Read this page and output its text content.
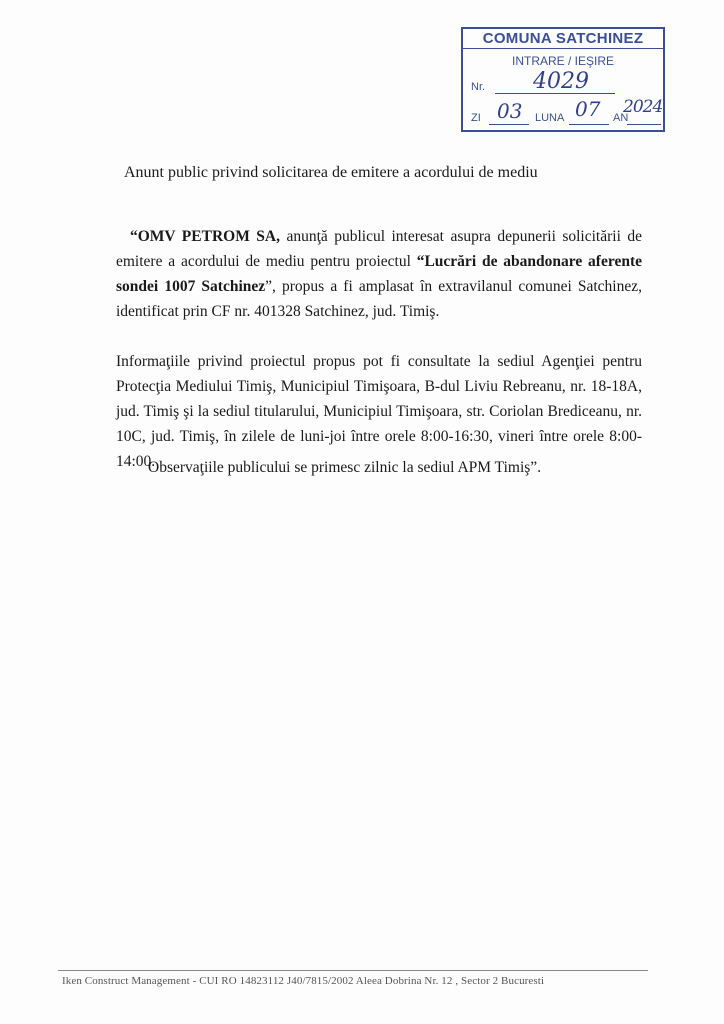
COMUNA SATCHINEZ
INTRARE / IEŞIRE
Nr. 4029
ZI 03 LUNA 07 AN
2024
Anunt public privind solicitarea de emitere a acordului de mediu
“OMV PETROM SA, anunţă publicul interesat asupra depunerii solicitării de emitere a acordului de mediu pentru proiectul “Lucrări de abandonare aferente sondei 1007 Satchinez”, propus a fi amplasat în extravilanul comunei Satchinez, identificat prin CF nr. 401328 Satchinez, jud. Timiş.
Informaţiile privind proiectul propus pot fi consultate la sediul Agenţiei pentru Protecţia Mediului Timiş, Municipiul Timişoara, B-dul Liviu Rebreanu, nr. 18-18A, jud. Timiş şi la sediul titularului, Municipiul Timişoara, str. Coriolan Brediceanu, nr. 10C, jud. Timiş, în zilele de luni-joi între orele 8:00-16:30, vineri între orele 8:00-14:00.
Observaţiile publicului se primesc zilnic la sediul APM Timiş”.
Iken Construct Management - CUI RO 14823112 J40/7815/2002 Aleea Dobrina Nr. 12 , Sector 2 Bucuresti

■ YOUR OBJECTIVE ■
Track down every line of the material containing the string "emitere", and copy it.

■ THE ANSWER ■
Anunt public privind solicitarea de emitere a acordului de mediu
“OMV PETROM SA, anunţă publicul interesat asupra depunerii solicitării de emitere a acordului de mediu pentru proiectul “Lucrări de abandonare aferente sondei 1007 Satchinez”, propus a fi amplasat în extravilanul comunei Satchinez, identificat prin CF nr. 401328 Satchinez, jud. Timiş.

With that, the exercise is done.